▶ _Layout element entries_:
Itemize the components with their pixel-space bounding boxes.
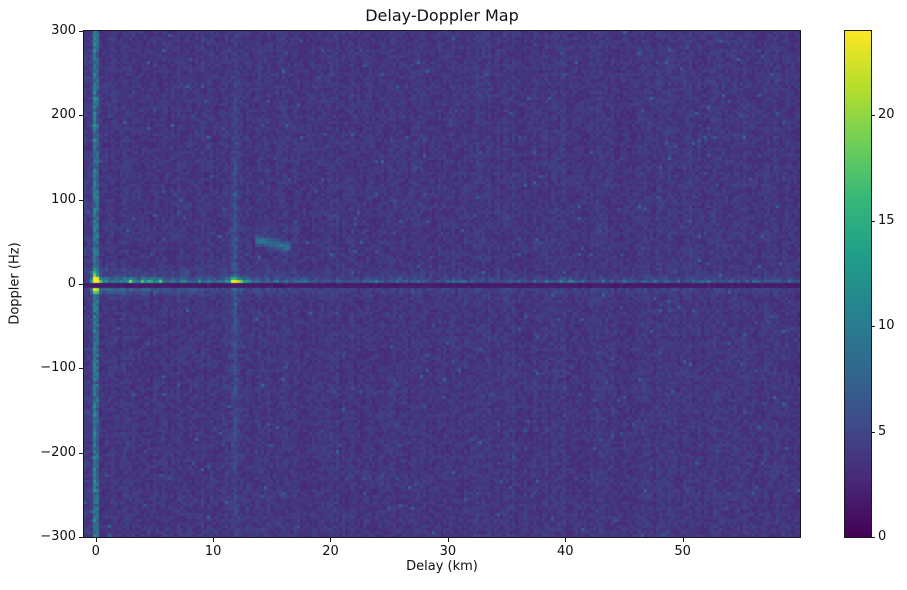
y-tick-mark bbox=[79, 368, 83, 370]
x-tick-label: 30 bbox=[439, 544, 457, 559]
y-axis-label: Doppler (Hz) bbox=[7, 242, 23, 325]
x-tick-mark bbox=[565, 538, 567, 542]
y-tick-mark bbox=[79, 199, 83, 201]
colorbar-tick-mark bbox=[871, 115, 875, 117]
colorbar-tick-label: 15 bbox=[878, 212, 895, 228]
colorbar-tick-mark bbox=[871, 220, 875, 222]
y-tick-label: 0 bbox=[67, 276, 76, 291]
colorbar-tick-mark bbox=[871, 537, 875, 538]
x-tick-label: 20 bbox=[322, 544, 339, 559]
x-tick-mark bbox=[682, 538, 684, 542]
colorbar-tick-mark bbox=[871, 431, 875, 433]
y-tick-label: −300 bbox=[40, 529, 76, 544]
colorbar-tick-label: 20 bbox=[878, 107, 895, 123]
x-tick-label: 50 bbox=[674, 544, 691, 559]
y-tick-mark bbox=[79, 31, 83, 32]
y-tick-mark bbox=[79, 452, 83, 454]
y-tick-label: 100 bbox=[51, 191, 76, 207]
delay-doppler-heatmap bbox=[84, 31, 800, 537]
y-tick-mark bbox=[79, 115, 83, 117]
y-tick-label: −200 bbox=[40, 444, 76, 460]
x-tick-mark bbox=[447, 538, 449, 542]
x-tick-label: 0 bbox=[91, 544, 100, 559]
x-tick-label: 40 bbox=[556, 544, 574, 559]
x-axis-label: Delay (km) bbox=[406, 559, 478, 574]
colorbar-tick-label: 5 bbox=[878, 423, 887, 439]
y-tick-mark bbox=[79, 284, 83, 285]
x-tick-label: 10 bbox=[204, 544, 222, 559]
colorbar-tick-label: 0 bbox=[878, 529, 887, 544]
y-tick-label: 200 bbox=[51, 107, 76, 123]
colorbar-tick-label: 10 bbox=[878, 318, 895, 334]
heatmap-plot-area bbox=[83, 30, 801, 538]
x-tick-mark bbox=[213, 538, 215, 542]
y-tick-label: −100 bbox=[40, 360, 76, 376]
chart-title: Delay-Doppler Map bbox=[365, 6, 519, 25]
x-tick-mark bbox=[95, 538, 97, 542]
x-tick-mark bbox=[330, 538, 332, 542]
colorbar-gradient bbox=[845, 31, 871, 537]
y-tick-mark bbox=[79, 537, 83, 538]
colorbar-tick-mark bbox=[871, 326, 875, 328]
y-tick-label: 300 bbox=[51, 23, 76, 38]
colorbar bbox=[844, 30, 872, 538]
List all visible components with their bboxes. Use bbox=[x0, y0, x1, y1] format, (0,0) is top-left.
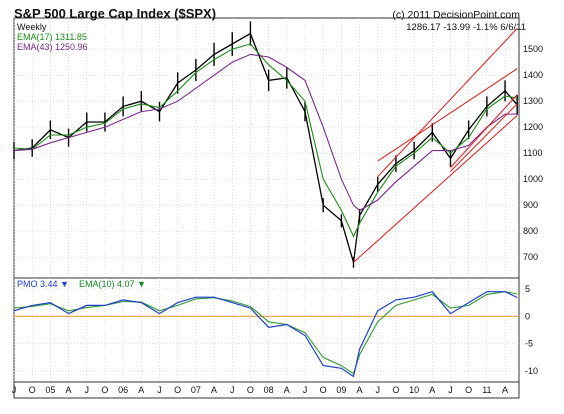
price-line bbox=[13, 32, 518, 263]
price-y-tick-label: 1400 bbox=[523, 70, 543, 80]
ema43-line bbox=[13, 53, 518, 212]
pmo-y-tick-label: 5 bbox=[525, 284, 530, 294]
trendline bbox=[377, 68, 518, 162]
price-y-tick-label: 1300 bbox=[523, 96, 543, 106]
price-y-tick-label: 1200 bbox=[523, 122, 543, 132]
price-y-tick-label: 800 bbox=[523, 226, 538, 236]
legend-pmo-ema: EMA(10) 4.07 ▼ bbox=[78, 279, 146, 289]
x-tick-label: O bbox=[174, 385, 181, 395]
pmo-line bbox=[13, 291, 518, 378]
x-tick-label: 08 bbox=[264, 385, 274, 395]
price-y-tick-label: 1500 bbox=[523, 44, 543, 54]
trendline bbox=[450, 94, 518, 168]
x-tick-label: J bbox=[448, 385, 453, 395]
price-y-tick-label: 1000 bbox=[523, 174, 543, 184]
x-tick-label: 05 bbox=[45, 385, 55, 395]
ema17-line bbox=[13, 43, 518, 238]
x-tick-label: J bbox=[375, 385, 380, 395]
x-tick-label: J bbox=[157, 385, 162, 395]
quote-readout: 1286.17 -13.99 -1.1% 6/6/11 bbox=[406, 22, 526, 33]
x-tick-label: O bbox=[320, 385, 327, 395]
x-tick-label: A bbox=[66, 385, 72, 395]
x-axis-frame bbox=[13, 381, 520, 399]
price-panel bbox=[13, 17, 520, 279]
x-tick-label: A bbox=[138, 385, 144, 395]
legend-pmo: PMO 3.44 ▼ bbox=[17, 279, 69, 289]
legend-ema17: EMA(17) 1311.85 bbox=[17, 32, 87, 42]
legend-ema43: EMA(43) 1250.96 bbox=[17, 42, 88, 52]
x-tick-label: 11 bbox=[482, 385, 491, 395]
pmo-y-tick-label: 0 bbox=[525, 311, 530, 321]
copyright-text: (c) 2011 DecisionPoint.com bbox=[392, 9, 520, 21]
pmo-panel bbox=[13, 277, 520, 383]
x-tick-label: 07 bbox=[191, 385, 201, 395]
x-tick-label: A bbox=[211, 385, 217, 395]
price-y-tick-label: 1100 bbox=[523, 148, 542, 158]
x-tick-label: 06 bbox=[118, 385, 128, 395]
x-tick-label: O bbox=[392, 385, 399, 395]
trendline bbox=[377, 28, 518, 177]
x-tick-label: O bbox=[101, 385, 108, 395]
price-y-tick-label: 900 bbox=[523, 200, 538, 210]
x-tick-label: J bbox=[84, 385, 89, 395]
pmo-y-tick-label: -5 bbox=[525, 339, 533, 349]
x-tick-label: A bbox=[429, 385, 435, 395]
x-tick-label: O bbox=[247, 385, 254, 395]
trendline bbox=[450, 103, 518, 172]
price-y-tick-label: 700 bbox=[523, 252, 538, 262]
x-tick-label: 09 bbox=[336, 385, 346, 395]
x-tick-label: O bbox=[29, 385, 36, 395]
x-tick-label: J bbox=[230, 385, 235, 395]
pmo-y-tick-label: -10 bbox=[525, 366, 538, 376]
x-tick-label: A bbox=[357, 385, 363, 395]
x-tick-label: 10 bbox=[409, 385, 419, 395]
x-tick-label: O bbox=[465, 385, 472, 395]
x-tick-label: A bbox=[502, 385, 508, 395]
chart-title: S&P 500 Large Cap Index ($SPX) bbox=[14, 6, 217, 21]
trendline bbox=[353, 115, 518, 263]
x-tick-label: J bbox=[303, 385, 308, 395]
pmo-legend: PMO 3.44 ▼ EMA(10) 4.07 ▼ bbox=[17, 279, 146, 289]
interval-label: Weekly bbox=[17, 22, 47, 32]
x-tick-label: A bbox=[284, 385, 290, 395]
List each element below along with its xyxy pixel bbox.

▶ _What is needed_: Reproduce the lines of data verbatim, starting at the line containing "y-tick-mark bbox=[79, 368, 83, 370]" and ending at the line containing "colorbar-tick-label: 15 bbox=[878, 212, 895, 228]".

▶ _Exercise solution_:
y-tick-mark bbox=[79, 368, 83, 370]
x-tick-label: 30 bbox=[439, 544, 457, 559]
y-axis-label: Doppler (Hz) bbox=[7, 242, 23, 325]
x-tick-mark bbox=[565, 538, 567, 542]
y-tick-mark bbox=[79, 199, 83, 201]
colorbar-tick-mark bbox=[871, 115, 875, 117]
colorbar-tick-label: 15 bbox=[878, 212, 895, 228]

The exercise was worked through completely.